Collected data:

>> Start

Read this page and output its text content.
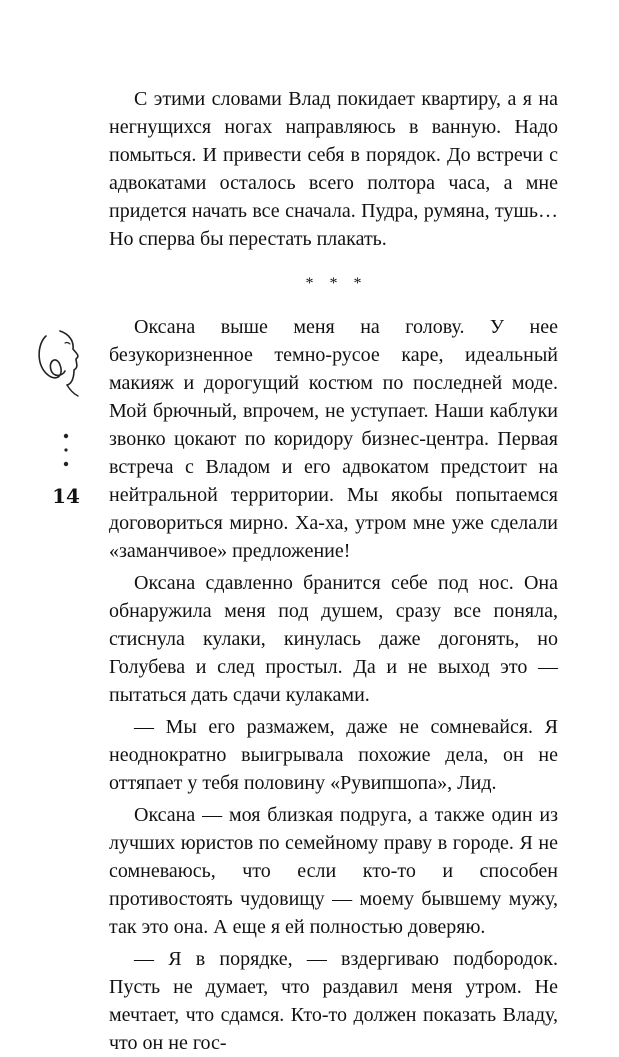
С этими словами Влад покидает квартиру, а я на негнущихся ногах направляюсь в ванную. Надо помыться. И привести себя в порядок. До встречи с адвокатами осталось всего полтора часа, а мне придется начать все сначала. Пудра, румяна, тушь… Но сперва бы перестать плакать.

* * *

Оксана выше меня на голову. У нее безукоризненное темно-русое каре, идеальный макияж и дорогущий костюм по последней моде. Мой брючный, впрочем, не уступает. Наши каблуки звонко цокают по коридору бизнес-центра. Первая встреча с Владом и его адвокатом предстоит на нейтральной территории. Мы якобы попытаемся договориться мирно. Ха-ха, утром мне уже сделали «заманчивое» предложение!

Оксана сдавленно бранится себе под нос. Она обнаружила меня под душем, сразу все поняла, стиснула кулаки, кинулась даже догонять, но Голубева и след простыл. Да и не выход это — пытаться дать сдачи кулаками.

— Мы его размажем, даже не сомневайся. Я неоднократно выигрывала похожие дела, он не оттяпает у тебя половину «Рувипшопа», Лид.

Оксана — моя близкая подруга, а также один из лучших юристов по семейному праву в городе. Я не сомневаюсь, что если кто-то и способен противостоять чудовищу — моему бывшему мужу, так это она. А еще я ей полностью доверяю.

— Я в порядке, — вздергиваю подбородок. Пусть не думает, что раздавил меня утром. Не мечтает, что сдамся. Кто-то должен показать Владу, что он не гос-

14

>> End

Instructions to follow »
Check every line of the data, and copy the ones that contain "даже".

Solution to this problem »
Оксана сдавленно бранится себе под нос. Она обнаружила меня под душем, сразу все поняла, стиснула кулаки, кинулась даже догонять, но Голубева и след простыл. Да и не выход это — пытаться дать сдачи кулаками.
— Мы его размажем, даже не сомневайся. Я неоднократно выигрывала похожие дела, он не оттяпает у тебя половину «Рувипшопа», Лид.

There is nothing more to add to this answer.